Work required: Omit the pictures, then write out every entry exactly as it reads.

Records for the exercise:
● ● ● ● ●
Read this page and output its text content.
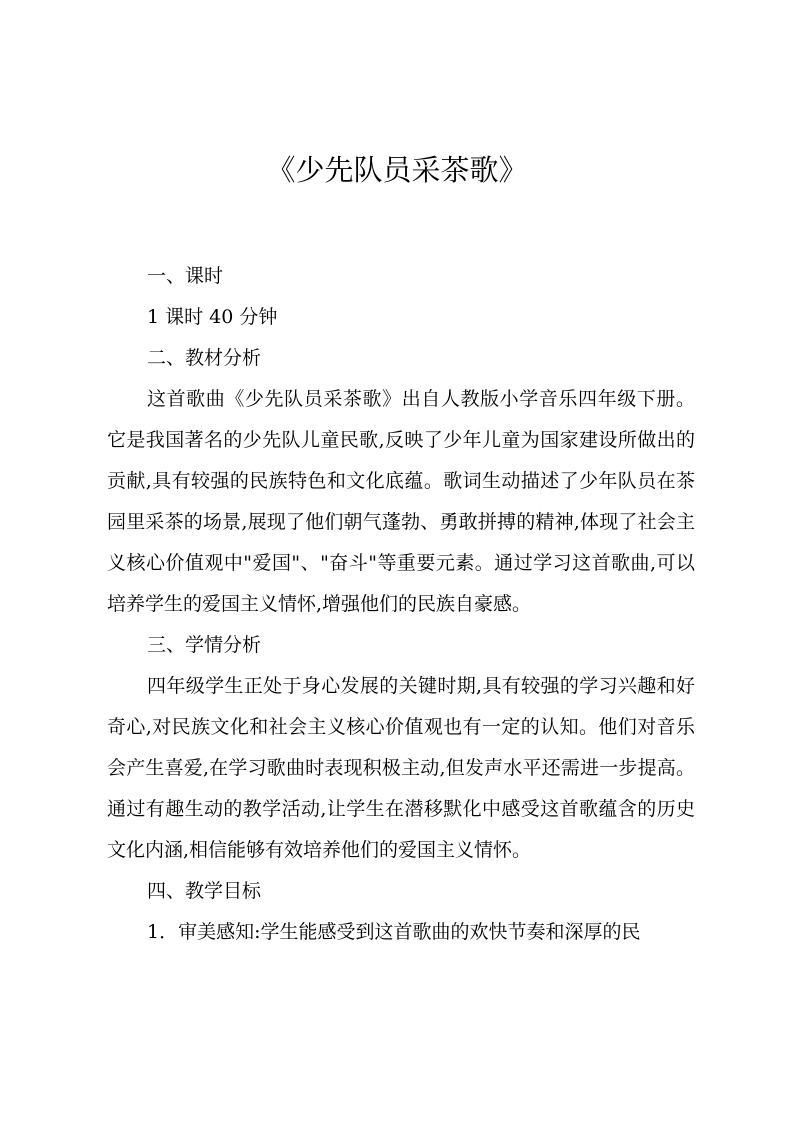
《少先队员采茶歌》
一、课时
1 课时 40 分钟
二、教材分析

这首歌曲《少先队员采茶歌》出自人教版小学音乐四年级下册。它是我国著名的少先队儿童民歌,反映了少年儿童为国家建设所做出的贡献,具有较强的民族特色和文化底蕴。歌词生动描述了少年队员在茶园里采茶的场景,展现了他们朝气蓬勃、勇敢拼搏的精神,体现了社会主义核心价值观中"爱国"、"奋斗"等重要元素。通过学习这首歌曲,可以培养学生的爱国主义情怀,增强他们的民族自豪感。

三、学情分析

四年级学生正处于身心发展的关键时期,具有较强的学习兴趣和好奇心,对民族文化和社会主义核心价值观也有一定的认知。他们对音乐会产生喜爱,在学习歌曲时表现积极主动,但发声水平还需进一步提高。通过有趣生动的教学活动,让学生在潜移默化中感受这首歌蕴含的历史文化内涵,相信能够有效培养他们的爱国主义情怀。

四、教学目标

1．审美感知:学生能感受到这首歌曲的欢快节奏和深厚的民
● ● ● ● ●
Result for this exercise:
Read this page and output its text content.
《少先队员采茶歌》
一、课时
1 课时 40 分钟
二、教材分析

这首歌曲《少先队员采茶歌》出自人教版小学音乐四年级下册。它是我国著名的少先队儿童民歌,反映了少年儿童为国家建设所做出的贡献,具有较强的民族特色和文化底蕴。歌词生动描述了少年队员在茶园里采茶的场景,展现了他们朝气蓬勃、勇敢拼搏的精神,体现了社会主义核心价值观中"爱国"、"奋斗"等重要元素。通过学习这首歌曲,可以培养学生的爱国主义情怀,增强他们的民族自豪感。

三、学情分析

四年级学生正处于身心发展的关键时期,具有较强的学习兴趣和好奇心,对民族文化和社会主义核心价值观也有一定的认知。他们对音乐会产生喜爱,在学习歌曲时表现积极主动,但发声水平还需进一步提高。通过有趣生动的教学活动,让学生在潜移默化中感受这首歌蕴含的历史文化内涵,相信能够有效培养他们的爱国主义情怀。

四、教学目标

1．审美感知:学生能感受到这首歌曲的欢快节奏和深厚的民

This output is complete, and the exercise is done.